[КОРОТКОЕ ЗАДАНИЕ A] Чем и на какой бумаге нарисована женщина, согласно фрагменту о рисунке Дюрера?

══════

Сохранились рисунки Дюрера, связанные с этой темой. Вот черными чернилами на белой бумаге нарисована статная женщина во цвете лет. На ней высокий чепец и парадное платье из тяжелой ткани. Шлейф платья несет, небрежно положив его на плечо, скелет, восставший из могилы. Он грозно воздевает к небу костлявую длань, пророча женщине, что недолгим будет ее земной путь. В контрасте между женщиной, воплощением цветущей жизни, и смертью — видимый, понятный каждому сюжет рисунка. Но здесь есть контраст и более глубокий. Лист брызжет силой и энергией, лаконичен и стремителен. В том, как передан угрожающий жест смерти, а главное, в том, как встопорщены редкие волоски на голом черепе, чувствуется ирония, гротеск, даже озорство. В этом рисунке художник не страшится смерти, не трепещет перед ней, ire ощущает к ней уважения. Изображает ее (да не будет это принято за кощунство) в манере шаржа.

══════

[КОРОТКОЕ ЗАДАНИЕ B] Перепишите записи от самого начала до строки с «- author-name[interactable]: 实投记: [200, 319, 236, 336]» включительно, поменяв «dom-tree-node» на «tree-node». Все прочее оставьте без изменений.

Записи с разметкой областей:

══════

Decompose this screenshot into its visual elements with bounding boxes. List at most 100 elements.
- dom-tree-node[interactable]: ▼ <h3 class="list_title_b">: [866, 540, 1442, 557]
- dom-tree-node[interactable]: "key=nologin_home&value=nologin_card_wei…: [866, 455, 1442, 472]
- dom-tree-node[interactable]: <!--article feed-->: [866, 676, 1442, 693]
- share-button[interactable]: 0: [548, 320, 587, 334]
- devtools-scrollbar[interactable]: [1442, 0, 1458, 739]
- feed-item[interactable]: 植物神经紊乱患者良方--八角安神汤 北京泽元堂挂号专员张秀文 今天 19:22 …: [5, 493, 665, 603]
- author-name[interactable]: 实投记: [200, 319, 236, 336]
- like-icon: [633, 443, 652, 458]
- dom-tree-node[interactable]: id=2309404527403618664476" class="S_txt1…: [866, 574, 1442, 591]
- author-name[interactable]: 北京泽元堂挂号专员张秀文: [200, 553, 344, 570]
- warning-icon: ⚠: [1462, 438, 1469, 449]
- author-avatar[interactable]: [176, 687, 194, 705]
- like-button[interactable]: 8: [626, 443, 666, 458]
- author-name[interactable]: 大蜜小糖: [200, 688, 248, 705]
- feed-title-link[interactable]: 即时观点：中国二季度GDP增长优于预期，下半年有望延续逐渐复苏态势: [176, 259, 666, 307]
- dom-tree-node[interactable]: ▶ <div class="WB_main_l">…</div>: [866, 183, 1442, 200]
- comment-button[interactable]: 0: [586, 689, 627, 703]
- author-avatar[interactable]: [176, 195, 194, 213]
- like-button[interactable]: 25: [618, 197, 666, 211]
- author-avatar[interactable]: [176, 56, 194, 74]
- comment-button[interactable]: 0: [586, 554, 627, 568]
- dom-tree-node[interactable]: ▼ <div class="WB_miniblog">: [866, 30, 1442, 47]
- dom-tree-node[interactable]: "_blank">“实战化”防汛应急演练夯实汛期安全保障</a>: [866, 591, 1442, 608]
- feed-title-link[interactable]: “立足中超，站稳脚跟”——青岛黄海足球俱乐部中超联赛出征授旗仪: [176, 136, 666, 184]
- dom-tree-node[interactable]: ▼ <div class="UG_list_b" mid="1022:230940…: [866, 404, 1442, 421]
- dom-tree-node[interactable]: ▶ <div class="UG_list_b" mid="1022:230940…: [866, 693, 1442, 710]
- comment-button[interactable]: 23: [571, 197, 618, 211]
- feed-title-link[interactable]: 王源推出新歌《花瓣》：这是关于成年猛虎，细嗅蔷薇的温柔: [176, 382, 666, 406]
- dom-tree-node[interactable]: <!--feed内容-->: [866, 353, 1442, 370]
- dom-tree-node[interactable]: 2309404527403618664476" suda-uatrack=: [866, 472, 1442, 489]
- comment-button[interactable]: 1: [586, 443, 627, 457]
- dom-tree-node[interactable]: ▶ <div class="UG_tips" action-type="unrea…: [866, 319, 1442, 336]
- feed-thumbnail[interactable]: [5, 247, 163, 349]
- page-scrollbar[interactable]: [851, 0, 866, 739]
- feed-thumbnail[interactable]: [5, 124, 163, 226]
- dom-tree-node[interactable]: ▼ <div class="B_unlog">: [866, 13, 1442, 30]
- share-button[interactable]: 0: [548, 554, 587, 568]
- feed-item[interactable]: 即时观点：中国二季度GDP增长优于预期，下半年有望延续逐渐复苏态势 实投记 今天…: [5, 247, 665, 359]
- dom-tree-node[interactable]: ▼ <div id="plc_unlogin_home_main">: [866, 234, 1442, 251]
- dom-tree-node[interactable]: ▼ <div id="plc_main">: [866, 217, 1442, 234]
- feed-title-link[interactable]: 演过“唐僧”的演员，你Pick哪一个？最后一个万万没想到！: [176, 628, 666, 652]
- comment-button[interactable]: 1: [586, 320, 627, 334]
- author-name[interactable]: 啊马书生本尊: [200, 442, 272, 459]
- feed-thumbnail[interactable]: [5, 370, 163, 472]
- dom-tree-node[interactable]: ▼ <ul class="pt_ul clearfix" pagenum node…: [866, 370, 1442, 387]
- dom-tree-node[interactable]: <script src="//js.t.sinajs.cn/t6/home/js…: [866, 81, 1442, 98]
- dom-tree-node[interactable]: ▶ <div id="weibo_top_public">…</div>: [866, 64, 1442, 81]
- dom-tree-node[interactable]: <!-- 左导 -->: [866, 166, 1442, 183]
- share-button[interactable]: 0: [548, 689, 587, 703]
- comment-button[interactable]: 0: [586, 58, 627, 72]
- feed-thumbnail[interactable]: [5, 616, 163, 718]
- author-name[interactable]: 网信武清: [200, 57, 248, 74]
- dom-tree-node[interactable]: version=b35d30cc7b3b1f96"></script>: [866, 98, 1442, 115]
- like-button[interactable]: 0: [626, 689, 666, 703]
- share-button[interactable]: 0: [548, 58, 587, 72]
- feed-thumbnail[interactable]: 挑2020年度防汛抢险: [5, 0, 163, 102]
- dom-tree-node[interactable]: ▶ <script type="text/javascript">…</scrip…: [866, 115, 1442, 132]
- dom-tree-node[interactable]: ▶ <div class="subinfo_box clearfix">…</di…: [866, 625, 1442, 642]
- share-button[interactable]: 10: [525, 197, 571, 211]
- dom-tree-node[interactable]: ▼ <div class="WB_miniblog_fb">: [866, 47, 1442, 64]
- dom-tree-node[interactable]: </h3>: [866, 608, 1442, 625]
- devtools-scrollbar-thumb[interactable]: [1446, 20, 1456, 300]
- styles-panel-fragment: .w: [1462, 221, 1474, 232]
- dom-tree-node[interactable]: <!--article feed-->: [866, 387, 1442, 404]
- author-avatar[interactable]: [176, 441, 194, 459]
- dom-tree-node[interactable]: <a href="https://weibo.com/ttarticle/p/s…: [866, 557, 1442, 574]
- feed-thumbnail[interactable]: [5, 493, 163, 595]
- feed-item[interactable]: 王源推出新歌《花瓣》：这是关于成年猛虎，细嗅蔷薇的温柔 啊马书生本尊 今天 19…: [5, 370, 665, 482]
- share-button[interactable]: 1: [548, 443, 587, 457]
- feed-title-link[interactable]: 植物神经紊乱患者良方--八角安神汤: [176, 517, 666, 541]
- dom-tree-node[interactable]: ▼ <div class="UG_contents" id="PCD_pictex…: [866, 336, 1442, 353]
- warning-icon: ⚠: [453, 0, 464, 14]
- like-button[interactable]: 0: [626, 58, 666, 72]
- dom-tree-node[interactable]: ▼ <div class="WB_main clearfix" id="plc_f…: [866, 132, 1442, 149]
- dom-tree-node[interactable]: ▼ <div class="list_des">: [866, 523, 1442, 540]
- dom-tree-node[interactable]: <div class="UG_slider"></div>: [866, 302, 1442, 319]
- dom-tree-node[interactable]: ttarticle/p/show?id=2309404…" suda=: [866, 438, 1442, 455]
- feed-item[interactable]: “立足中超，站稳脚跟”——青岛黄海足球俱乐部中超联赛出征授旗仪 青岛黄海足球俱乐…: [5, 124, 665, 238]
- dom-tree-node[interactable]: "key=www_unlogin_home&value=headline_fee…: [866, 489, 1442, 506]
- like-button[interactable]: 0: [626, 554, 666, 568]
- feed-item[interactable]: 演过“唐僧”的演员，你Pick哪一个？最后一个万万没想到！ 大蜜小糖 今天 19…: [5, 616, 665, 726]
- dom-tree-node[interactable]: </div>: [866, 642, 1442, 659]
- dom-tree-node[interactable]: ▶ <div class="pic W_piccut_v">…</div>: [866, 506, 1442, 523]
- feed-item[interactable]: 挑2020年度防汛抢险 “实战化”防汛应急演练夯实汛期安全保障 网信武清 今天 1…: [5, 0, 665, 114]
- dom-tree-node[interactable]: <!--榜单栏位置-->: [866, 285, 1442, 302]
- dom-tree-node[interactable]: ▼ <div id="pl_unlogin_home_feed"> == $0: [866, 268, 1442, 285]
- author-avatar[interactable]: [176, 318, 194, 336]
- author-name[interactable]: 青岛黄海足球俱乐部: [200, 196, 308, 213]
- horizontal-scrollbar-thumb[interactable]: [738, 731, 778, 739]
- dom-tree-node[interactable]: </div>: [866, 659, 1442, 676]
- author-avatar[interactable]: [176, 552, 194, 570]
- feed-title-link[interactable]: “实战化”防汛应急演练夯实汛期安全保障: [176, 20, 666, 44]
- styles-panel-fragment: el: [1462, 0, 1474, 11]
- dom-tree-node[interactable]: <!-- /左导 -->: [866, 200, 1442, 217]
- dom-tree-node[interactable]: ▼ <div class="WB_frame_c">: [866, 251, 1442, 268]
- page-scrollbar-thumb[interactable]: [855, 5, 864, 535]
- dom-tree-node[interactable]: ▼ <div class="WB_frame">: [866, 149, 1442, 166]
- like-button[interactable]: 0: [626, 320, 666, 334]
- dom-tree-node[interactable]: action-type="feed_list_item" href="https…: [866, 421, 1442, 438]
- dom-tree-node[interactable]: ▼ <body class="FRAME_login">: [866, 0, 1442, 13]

══════

[РАЗБОР РЕШЕНИЯ A] Черными чернилами на белой бумаге.

[РАЗБОР РЕШЕНИЯ B]
Decompose this screenshot into its visual elements with bounding boxes. List at most 100 elements.
- tree-node[interactable]: ▼ <h3 class="list_title_b">: [866, 540, 1442, 557]
- tree-node[interactable]: "key=nologin_home&value=nologin_card_wei…: [866, 455, 1442, 472]
- tree-node[interactable]: <!--article feed-->: [866, 676, 1442, 693]
- share-button[interactable]: 0: [548, 320, 587, 334]
- devtools-scrollbar[interactable]: [1442, 0, 1458, 739]
- feed-item[interactable]: 植物神经紊乱患者良方--八角安神汤 北京泽元堂挂号专员张秀文 今天 19:22 …: [5, 493, 665, 603]
- author-name[interactable]: 实投记: [200, 319, 236, 336]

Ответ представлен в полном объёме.